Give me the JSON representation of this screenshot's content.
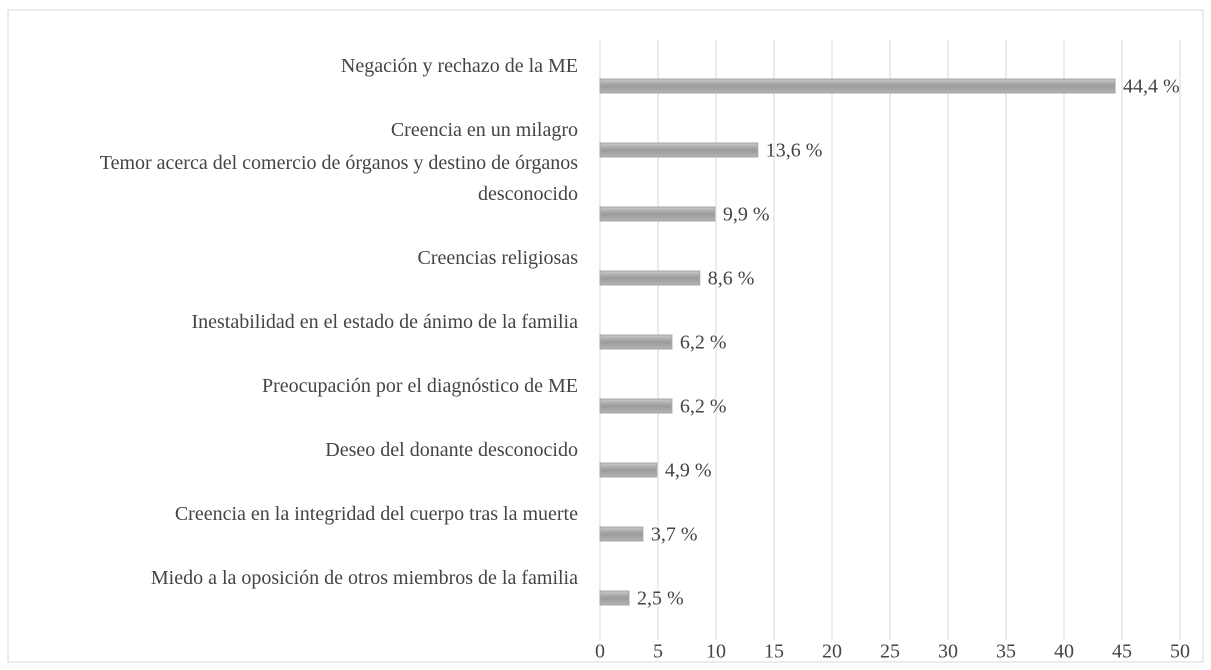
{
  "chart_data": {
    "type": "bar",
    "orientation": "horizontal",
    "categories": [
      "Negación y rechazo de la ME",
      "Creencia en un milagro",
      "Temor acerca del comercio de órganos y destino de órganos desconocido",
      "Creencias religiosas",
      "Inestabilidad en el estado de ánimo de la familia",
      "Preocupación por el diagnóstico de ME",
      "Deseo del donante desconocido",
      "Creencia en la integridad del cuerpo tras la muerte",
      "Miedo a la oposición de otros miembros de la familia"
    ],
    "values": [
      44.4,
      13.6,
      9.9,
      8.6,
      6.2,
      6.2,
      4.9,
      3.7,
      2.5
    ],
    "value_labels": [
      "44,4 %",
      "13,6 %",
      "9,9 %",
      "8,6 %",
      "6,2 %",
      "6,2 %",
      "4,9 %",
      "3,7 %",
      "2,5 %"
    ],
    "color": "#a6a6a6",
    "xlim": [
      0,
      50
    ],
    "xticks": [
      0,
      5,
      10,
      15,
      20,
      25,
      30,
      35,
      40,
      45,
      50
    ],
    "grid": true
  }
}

▶ PROBLEM
Repeat the records above verbatim, with no pictures in the result.

▶ RESULT OF THE TASK
Give me the JSON representation of this screenshot's content.
{
  "chart_data": {
    "type": "bar",
    "orientation": "horizontal",
    "categories": [
      "Negación y rechazo de la ME",
      "Creencia en un milagro",
      "Temor acerca del comercio de órganos y destino de órganos desconocido",
      "Creencias religiosas",
      "Inestabilidad en el estado de ánimo de la familia",
      "Preocupación por el diagnóstico de ME",
      "Deseo del donante desconocido",
      "Creencia en la integridad del cuerpo tras la muerte",
      "Miedo a la oposición de otros miembros de la familia"
    ],
    "values": [
      44.4,
      13.6,
      9.9,
      8.6,
      6.2,
      6.2,
      4.9,
      3.7,
      2.5
    ],
    "value_labels": [
      "44,4 %",
      "13,6 %",
      "9,9 %",
      "8,6 %",
      "6,2 %",
      "6,2 %",
      "4,9 %",
      "3,7 %",
      "2,5 %"
    ],
    "color": "#a6a6a6",
    "xlim": [
      0,
      50
    ],
    "xticks": [
      0,
      5,
      10,
      15,
      20,
      25,
      30,
      35,
      40,
      45,
      50
    ],
    "grid": true
  }
}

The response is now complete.